Set problem → Write out the whole listing, matching it exactly.

Extracted entries →
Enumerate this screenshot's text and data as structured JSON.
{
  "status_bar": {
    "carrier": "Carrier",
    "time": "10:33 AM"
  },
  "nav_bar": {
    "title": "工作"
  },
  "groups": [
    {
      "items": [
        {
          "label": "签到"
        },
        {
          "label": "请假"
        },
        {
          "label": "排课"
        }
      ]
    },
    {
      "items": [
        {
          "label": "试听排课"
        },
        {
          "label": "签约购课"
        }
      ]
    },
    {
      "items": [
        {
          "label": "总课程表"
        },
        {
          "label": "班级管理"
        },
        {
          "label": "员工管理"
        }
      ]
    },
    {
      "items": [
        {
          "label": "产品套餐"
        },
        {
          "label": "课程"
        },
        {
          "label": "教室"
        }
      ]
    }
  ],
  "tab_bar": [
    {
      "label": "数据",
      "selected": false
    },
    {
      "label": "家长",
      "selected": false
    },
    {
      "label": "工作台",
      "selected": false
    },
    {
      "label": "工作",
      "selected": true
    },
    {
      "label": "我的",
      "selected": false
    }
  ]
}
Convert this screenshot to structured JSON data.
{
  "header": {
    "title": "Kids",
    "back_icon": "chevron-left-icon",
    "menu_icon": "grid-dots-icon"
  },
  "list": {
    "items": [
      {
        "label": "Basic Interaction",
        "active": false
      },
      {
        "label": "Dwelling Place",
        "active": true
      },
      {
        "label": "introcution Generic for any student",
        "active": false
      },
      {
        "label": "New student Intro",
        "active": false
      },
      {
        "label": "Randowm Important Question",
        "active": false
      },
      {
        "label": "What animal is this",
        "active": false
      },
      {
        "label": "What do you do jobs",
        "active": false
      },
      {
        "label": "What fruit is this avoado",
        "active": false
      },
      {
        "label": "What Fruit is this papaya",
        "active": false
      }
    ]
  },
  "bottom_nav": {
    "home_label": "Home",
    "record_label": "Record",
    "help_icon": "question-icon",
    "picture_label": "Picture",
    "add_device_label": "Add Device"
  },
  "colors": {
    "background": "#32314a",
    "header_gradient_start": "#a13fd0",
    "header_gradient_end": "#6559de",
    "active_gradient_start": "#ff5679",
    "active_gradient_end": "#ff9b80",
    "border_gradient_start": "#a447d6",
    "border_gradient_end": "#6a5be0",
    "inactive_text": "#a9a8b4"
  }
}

Exercise result →
Enumerate this screenshot's text and data as structured JSON.
{
  "status_bar": {
    "carrier": "Carrier",
    "time": "10:33 AM"
  },
  "nav_bar": {
    "title": "工作"
  },
  "groups": [
    {
      "items": [
        {
          "label": "签到"
        },
        {
          "label": "请假"
        },
        {
          "label": "排课"
        }
      ]
    },
    {
      "items": [
        {
          "label": "试听排课"
        },
        {
          "label": "签约购课"
        }
      ]
    },
    {
      "items": [
        {
          "label": "总课程表"
        },
        {
          "label": "班级管理"
        },
        {
          "label": "员工管理"
        }
      ]
    },
    {
      "items": [
        {
          "label": "产品套餐"
        },
        {
          "label": "课程"
        },
        {
          "label": "教室"
        }
      ]
    }
  ],
  "tab_bar": [
    {
      "label": "数据",
      "selected": false
    },
    {
      "label": "家长",
      "selected": false
    },
    {
      "label": "工作台",
      "selected": false
    },
    {
      "label": "工作",
      "selected": true
    },
    {
      "label": "我的",
      "selected": false
    }
  ]
}
Convert this screenshot to structured JSON data.
{
  "header": {
    "title": "Kids",
    "back_icon": "chevron-left-icon",
    "menu_icon": "grid-dots-icon"
  },
  "list": {
    "items": [
      {
        "label": "Basic Interaction",
        "active": false
      },
      {
        "label": "Dwelling Place",
        "active": true
      },
      {
        "label": "introcution Generic for any student",
        "active": false
      },
      {
        "label": "New student Intro",
        "active": false
      },
      {
        "label": "Randowm Important Question",
        "active": false
      },
      {
        "label": "What animal is this",
        "active": false
      },
      {
        "label": "What do you do jobs",
        "active": false
      },
      {
        "label": "What fruit is this avoado",
        "active": false
      },
      {
        "label": "What Fruit is this papaya",
        "active": false
      }
    ]
  },
  "bottom_nav": {
    "home_label": "Home",
    "record_label": "Record",
    "help_icon": "question-icon",
    "picture_label": "Picture",
    "add_device_label": "Add Device"
  },
  "colors": {
    "background": "#32314a",
    "header_gradient_start": "#a13fd0",
    "header_gradient_end": "#6559de",
    "active_gradient_start": "#ff5679",
    "active_gradient_end": "#ff9b80",
    "border_gradient_start": "#a447d6",
    "border_gradient_end": "#6a5be0",
    "inactive_text": "#a9a8b4"
  }
}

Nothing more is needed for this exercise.